__Aim of the exercise__
Transcribe every entry word for word. Skip the pictures.

__Materials provided__
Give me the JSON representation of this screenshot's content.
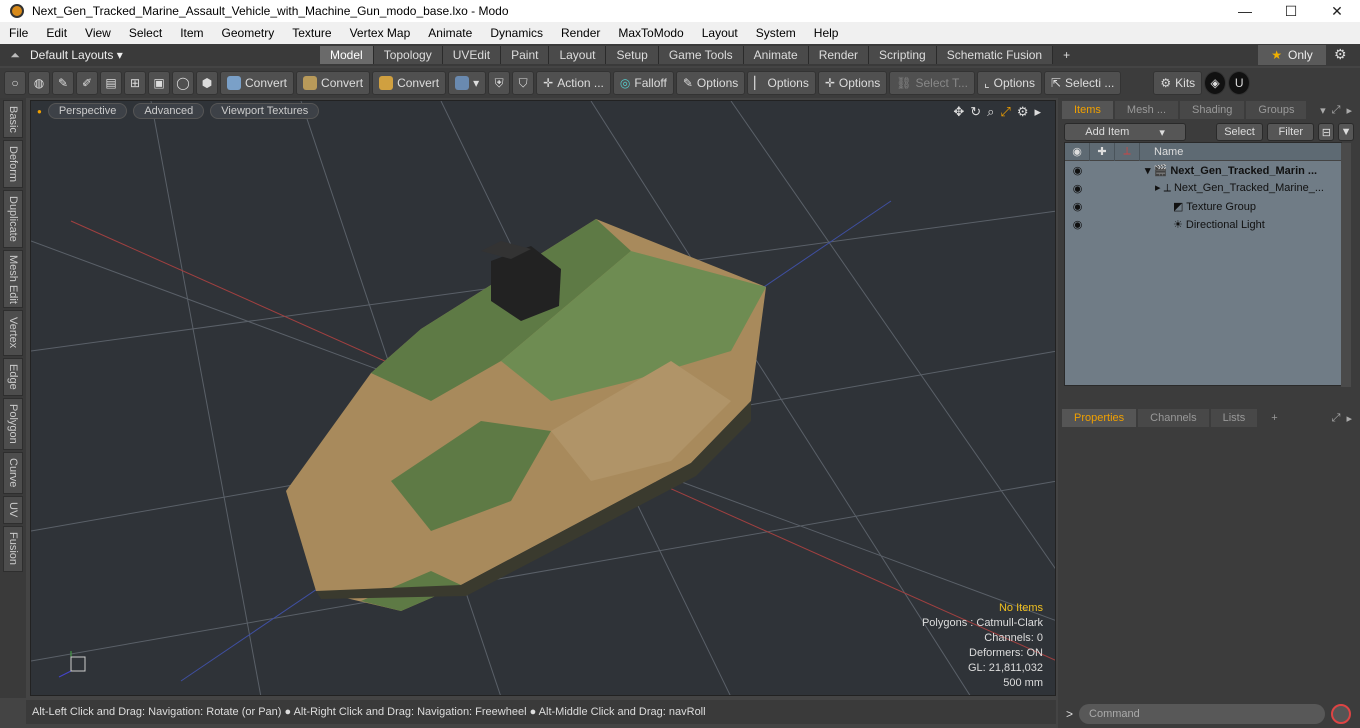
{
  "window": {
    "title": "Next_Gen_Tracked_Marine_Assault_Vehicle_with_Machine_Gun_modo_base.lxo - Modo",
    "min": "—",
    "max": "☐",
    "close": "✕"
  },
  "menu": [
    "File",
    "Edit",
    "View",
    "Select",
    "Item",
    "Geometry",
    "Texture",
    "Vertex Map",
    "Animate",
    "Dynamics",
    "Render",
    "MaxToModo",
    "Layout",
    "System",
    "Help"
  ],
  "layoutbar": {
    "default_layouts": "Default Layouts ▾",
    "tabs": [
      "Model",
      "Topology",
      "UVEdit",
      "Paint",
      "Layout",
      "Setup",
      "Game Tools",
      "Animate",
      "Render",
      "Scripting",
      "Schematic Fusion"
    ],
    "active": "Model",
    "plus": "+",
    "only": "Only"
  },
  "toolbar": {
    "convert1": "Convert",
    "convert2": "Convert",
    "convert3": "Convert",
    "action": "Action ...",
    "falloff": "Falloff",
    "options1": "Options",
    "options2": "Options",
    "options3": "Options",
    "select_t": "Select T...",
    "options4": "Options",
    "selecti": "Selecti ...",
    "kits": "Kits"
  },
  "lefttabs": [
    "Basic",
    "Deform",
    "Duplicate",
    "Mesh Edit",
    "Vertex",
    "Edge",
    "Polygon",
    "Curve",
    "UV",
    "Fusion"
  ],
  "viewport": {
    "perspective": "Perspective",
    "advanced": "Advanced",
    "textures": "Viewport Textures"
  },
  "info": {
    "no_items": "No Items",
    "polygons": "Polygons : Catmull-Clark",
    "channels": "Channels: 0",
    "deformers": "Deformers: ON",
    "gl": "GL: 21,811,032",
    "scale": "500 mm"
  },
  "status": "Alt-Left Click and Drag: Navigation: Rotate (or Pan) ● Alt-Right Click and Drag: Navigation: Freewheel ● Alt-Middle Click and Drag: navRoll",
  "rpanel": {
    "tabs": [
      "Items",
      "Mesh ...",
      "Shading",
      "Groups"
    ],
    "add_item": "Add Item",
    "select": "Select",
    "filter": "Filter",
    "name_col": "Name",
    "tree": [
      "Next_Gen_Tracked_Marin ...",
      "Next_Gen_Tracked_Marine_...",
      "Texture Group",
      "Directional Light"
    ],
    "prop_tabs": [
      "Properties",
      "Channels",
      "Lists"
    ],
    "command_placeholder": "Command"
  },
  "colors": {
    "accent": "#f0a000",
    "viewport_bg": "#2f3338",
    "tree_bg": "#707c86"
  }
}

__Reply to the exercise__
Give me the JSON representation of this screenshot's content.
{
  "window": {
    "title": "Next_Gen_Tracked_Marine_Assault_Vehicle_with_Machine_Gun_modo_base.lxo - Modo",
    "min": "—",
    "max": "☐",
    "close": "✕"
  },
  "menu": [
    "File",
    "Edit",
    "View",
    "Select",
    "Item",
    "Geometry",
    "Texture",
    "Vertex Map",
    "Animate",
    "Dynamics",
    "Render",
    "MaxToModo",
    "Layout",
    "System",
    "Help"
  ],
  "layoutbar": {
    "default_layouts": "Default Layouts ▾",
    "tabs": [
      "Model",
      "Topology",
      "UVEdit",
      "Paint",
      "Layout",
      "Setup",
      "Game Tools",
      "Animate",
      "Render",
      "Scripting",
      "Schematic Fusion"
    ],
    "active": "Model",
    "plus": "+",
    "only": "Only"
  },
  "toolbar": {
    "convert1": "Convert",
    "convert2": "Convert",
    "convert3": "Convert",
    "action": "Action ...",
    "falloff": "Falloff",
    "options1": "Options",
    "options2": "Options",
    "options3": "Options",
    "select_t": "Select T...",
    "options4": "Options",
    "selecti": "Selecti ...",
    "kits": "Kits"
  },
  "lefttabs": [
    "Basic",
    "Deform",
    "Duplicate",
    "Mesh Edit",
    "Vertex",
    "Edge",
    "Polygon",
    "Curve",
    "UV",
    "Fusion"
  ],
  "viewport": {
    "perspective": "Perspective",
    "advanced": "Advanced",
    "textures": "Viewport Textures"
  },
  "info": {
    "no_items": "No Items",
    "polygons": "Polygons : Catmull-Clark",
    "channels": "Channels: 0",
    "deformers": "Deformers: ON",
    "gl": "GL: 21,811,032",
    "scale": "500 mm"
  },
  "status": "Alt-Left Click and Drag: Navigation: Rotate (or Pan) ● Alt-Right Click and Drag: Navigation: Freewheel ● Alt-Middle Click and Drag: navRoll",
  "rpanel": {
    "tabs": [
      "Items",
      "Mesh ...",
      "Shading",
      "Groups"
    ],
    "add_item": "Add Item",
    "select": "Select",
    "filter": "Filter",
    "name_col": "Name",
    "tree": [
      "Next_Gen_Tracked_Marin ...",
      "Next_Gen_Tracked_Marine_...",
      "Texture Group",
      "Directional Light"
    ],
    "prop_tabs": [
      "Properties",
      "Channels",
      "Lists"
    ],
    "command_placeholder": "Command"
  },
  "colors": {
    "accent": "#f0a000",
    "viewport_bg": "#2f3338",
    "tree_bg": "#707c86"
  }
}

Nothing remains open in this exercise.